>> start INPUT MATERIAL
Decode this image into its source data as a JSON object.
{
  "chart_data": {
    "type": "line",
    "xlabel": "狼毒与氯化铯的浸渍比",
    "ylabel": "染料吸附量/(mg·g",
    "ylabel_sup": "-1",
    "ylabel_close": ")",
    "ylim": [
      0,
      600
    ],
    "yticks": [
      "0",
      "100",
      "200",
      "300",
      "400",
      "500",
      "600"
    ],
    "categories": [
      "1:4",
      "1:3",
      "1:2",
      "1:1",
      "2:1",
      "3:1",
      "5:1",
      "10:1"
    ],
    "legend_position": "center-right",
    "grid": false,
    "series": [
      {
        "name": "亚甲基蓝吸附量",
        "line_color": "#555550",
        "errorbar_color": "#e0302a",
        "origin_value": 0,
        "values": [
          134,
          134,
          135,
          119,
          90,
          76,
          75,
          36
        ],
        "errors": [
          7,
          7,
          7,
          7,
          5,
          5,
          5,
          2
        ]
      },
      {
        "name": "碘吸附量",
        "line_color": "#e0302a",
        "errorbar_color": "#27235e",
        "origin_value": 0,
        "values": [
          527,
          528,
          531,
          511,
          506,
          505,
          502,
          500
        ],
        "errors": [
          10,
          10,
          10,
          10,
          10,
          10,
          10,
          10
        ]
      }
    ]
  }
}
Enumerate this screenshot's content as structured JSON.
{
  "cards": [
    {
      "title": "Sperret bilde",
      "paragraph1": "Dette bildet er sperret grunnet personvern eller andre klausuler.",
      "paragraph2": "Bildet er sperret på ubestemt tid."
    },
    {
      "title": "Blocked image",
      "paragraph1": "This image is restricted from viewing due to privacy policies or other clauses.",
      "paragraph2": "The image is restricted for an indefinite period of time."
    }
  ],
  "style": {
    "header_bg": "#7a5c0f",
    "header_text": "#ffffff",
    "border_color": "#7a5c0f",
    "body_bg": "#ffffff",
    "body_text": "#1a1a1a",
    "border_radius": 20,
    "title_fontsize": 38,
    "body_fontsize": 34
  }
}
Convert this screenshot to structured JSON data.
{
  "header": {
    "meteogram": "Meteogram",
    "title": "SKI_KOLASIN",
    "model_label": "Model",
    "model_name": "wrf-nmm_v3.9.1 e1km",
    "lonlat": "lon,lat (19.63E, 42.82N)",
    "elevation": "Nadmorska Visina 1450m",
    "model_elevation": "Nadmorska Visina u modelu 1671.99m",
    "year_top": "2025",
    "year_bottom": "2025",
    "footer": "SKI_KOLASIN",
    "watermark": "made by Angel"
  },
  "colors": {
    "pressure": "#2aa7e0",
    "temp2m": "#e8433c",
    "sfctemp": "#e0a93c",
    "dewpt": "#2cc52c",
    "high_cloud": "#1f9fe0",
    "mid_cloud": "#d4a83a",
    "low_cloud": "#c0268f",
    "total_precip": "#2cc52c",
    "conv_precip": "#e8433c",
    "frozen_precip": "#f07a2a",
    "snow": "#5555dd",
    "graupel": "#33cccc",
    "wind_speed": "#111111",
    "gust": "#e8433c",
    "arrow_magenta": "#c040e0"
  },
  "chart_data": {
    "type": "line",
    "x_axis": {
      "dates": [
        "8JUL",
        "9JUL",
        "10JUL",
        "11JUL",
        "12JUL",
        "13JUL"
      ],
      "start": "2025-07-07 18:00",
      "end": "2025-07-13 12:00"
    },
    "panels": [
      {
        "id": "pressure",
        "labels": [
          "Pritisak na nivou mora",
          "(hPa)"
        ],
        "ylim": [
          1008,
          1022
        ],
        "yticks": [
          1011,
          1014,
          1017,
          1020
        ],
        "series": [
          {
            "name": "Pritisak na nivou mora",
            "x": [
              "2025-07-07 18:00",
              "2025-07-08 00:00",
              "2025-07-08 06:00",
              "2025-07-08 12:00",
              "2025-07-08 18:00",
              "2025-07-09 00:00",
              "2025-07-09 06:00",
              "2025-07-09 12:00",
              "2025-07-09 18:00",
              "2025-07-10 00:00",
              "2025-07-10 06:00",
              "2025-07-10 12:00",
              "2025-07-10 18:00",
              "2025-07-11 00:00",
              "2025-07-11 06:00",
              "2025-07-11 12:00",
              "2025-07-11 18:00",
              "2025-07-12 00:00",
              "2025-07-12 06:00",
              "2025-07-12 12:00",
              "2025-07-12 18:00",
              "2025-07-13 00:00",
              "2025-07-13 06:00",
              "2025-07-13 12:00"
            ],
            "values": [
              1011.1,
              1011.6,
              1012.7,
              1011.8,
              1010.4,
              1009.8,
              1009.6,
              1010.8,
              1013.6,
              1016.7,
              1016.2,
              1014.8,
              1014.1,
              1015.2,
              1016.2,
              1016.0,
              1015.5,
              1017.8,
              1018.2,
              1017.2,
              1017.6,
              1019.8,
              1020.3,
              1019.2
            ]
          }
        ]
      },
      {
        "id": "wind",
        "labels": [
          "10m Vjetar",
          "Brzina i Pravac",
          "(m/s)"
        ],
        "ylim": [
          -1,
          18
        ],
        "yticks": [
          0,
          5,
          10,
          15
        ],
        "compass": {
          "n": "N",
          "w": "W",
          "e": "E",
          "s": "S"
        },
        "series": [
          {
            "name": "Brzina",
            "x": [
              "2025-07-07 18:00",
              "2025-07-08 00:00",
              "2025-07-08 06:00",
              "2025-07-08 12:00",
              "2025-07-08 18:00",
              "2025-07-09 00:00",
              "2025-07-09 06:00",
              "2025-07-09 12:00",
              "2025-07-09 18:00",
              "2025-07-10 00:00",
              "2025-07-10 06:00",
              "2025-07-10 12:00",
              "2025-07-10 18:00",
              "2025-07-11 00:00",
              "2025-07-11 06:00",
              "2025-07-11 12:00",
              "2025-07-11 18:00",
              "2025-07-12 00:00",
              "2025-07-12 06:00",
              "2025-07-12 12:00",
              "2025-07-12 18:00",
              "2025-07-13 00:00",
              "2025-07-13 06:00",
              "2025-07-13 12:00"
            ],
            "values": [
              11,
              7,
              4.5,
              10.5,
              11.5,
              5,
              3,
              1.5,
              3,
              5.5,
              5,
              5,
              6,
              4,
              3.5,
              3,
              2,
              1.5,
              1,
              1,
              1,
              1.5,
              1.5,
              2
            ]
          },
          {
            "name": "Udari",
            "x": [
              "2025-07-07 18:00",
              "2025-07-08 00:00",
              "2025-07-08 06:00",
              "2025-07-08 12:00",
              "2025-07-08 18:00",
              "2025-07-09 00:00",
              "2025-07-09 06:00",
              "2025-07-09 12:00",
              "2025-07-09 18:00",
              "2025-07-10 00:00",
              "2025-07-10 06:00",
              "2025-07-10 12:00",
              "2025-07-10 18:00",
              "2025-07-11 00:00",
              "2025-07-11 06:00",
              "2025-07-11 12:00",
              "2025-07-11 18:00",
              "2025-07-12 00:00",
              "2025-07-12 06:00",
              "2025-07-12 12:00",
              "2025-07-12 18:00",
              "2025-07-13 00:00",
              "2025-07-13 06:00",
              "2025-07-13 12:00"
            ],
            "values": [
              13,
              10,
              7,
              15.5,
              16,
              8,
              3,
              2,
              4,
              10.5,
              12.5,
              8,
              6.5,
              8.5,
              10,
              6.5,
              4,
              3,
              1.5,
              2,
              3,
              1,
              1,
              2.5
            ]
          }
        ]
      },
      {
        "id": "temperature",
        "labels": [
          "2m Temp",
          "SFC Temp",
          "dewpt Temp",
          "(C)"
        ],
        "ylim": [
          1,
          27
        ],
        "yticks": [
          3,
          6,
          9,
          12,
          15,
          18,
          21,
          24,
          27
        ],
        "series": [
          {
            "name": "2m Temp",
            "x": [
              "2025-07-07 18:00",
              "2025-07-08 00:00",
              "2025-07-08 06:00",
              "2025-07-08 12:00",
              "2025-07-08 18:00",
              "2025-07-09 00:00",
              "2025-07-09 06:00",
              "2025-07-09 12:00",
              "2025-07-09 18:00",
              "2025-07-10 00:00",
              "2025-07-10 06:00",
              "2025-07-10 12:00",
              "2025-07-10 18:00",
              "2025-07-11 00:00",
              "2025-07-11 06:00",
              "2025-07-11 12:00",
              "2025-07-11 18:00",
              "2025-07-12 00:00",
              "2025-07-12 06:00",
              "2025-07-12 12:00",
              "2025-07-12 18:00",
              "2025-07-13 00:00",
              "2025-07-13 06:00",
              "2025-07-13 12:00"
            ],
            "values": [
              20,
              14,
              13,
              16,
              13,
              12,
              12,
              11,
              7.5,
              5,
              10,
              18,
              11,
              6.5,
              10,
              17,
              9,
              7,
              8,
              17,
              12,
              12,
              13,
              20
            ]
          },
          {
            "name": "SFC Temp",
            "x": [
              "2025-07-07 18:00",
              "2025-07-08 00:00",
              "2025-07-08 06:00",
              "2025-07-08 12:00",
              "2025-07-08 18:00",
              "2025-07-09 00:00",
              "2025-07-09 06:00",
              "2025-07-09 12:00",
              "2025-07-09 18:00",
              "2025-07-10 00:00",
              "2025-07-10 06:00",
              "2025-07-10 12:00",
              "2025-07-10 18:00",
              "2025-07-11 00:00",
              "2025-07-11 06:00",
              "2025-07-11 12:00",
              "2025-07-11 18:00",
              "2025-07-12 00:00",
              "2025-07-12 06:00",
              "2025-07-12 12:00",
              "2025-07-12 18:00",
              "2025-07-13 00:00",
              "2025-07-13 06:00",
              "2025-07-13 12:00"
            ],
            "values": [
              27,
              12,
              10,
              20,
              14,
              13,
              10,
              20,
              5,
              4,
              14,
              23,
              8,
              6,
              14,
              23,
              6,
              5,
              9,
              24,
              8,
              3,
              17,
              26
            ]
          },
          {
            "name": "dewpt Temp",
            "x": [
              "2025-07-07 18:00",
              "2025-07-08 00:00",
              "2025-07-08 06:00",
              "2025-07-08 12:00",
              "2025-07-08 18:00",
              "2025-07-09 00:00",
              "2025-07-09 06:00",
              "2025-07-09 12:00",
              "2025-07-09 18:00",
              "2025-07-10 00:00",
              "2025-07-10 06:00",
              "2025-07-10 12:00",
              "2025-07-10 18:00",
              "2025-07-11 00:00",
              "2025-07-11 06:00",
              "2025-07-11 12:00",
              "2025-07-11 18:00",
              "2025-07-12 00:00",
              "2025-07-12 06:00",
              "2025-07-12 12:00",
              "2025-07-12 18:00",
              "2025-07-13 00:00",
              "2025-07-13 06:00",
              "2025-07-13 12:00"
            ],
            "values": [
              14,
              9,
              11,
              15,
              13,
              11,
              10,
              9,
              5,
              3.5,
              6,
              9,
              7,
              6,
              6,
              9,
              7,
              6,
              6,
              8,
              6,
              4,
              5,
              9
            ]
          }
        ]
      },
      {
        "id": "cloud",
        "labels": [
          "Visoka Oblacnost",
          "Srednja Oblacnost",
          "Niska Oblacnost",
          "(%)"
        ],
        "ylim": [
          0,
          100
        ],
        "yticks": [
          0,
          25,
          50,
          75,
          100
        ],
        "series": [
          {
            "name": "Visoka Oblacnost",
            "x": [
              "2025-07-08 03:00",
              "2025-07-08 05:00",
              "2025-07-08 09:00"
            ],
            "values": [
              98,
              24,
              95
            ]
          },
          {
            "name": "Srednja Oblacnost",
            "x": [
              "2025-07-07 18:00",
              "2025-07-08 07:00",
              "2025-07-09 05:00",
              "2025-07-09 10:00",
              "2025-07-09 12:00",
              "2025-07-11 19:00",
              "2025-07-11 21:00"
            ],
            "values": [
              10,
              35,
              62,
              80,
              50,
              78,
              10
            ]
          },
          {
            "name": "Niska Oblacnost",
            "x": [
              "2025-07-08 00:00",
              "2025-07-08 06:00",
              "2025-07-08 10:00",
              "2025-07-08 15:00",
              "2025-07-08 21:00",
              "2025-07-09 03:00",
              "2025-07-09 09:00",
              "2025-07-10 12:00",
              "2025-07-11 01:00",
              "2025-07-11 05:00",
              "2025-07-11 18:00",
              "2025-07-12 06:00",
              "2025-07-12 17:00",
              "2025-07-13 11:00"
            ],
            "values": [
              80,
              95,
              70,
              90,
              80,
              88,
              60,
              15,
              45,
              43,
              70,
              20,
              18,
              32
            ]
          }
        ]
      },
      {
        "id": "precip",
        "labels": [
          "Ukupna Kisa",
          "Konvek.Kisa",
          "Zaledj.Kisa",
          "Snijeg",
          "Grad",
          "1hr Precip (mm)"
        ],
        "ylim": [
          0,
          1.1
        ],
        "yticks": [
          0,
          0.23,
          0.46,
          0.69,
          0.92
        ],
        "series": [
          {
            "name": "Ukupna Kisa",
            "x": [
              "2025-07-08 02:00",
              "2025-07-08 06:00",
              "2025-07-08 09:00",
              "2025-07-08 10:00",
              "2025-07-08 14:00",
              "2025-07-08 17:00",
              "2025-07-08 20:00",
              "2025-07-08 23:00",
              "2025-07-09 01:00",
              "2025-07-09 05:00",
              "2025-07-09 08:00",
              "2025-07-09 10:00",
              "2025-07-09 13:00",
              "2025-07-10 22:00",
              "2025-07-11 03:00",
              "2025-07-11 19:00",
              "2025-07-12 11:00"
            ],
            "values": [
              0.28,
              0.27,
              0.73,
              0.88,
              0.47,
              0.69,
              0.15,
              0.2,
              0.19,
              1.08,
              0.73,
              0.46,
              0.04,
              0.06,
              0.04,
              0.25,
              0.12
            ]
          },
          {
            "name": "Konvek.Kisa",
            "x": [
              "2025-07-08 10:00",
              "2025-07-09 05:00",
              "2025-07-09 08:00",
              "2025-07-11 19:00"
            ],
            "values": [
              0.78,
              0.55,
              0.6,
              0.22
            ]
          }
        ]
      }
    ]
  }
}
>> end INPUT MATERIAL
• **EXERCISE**
Identify each line in the records above containing the word "JSON"; copy those lines.

• **TASK OUTPUT**
Decode this image into its source data as a JSON object.
Enumerate this screenshot's content as structured JSON.
Convert this screenshot to structured JSON data.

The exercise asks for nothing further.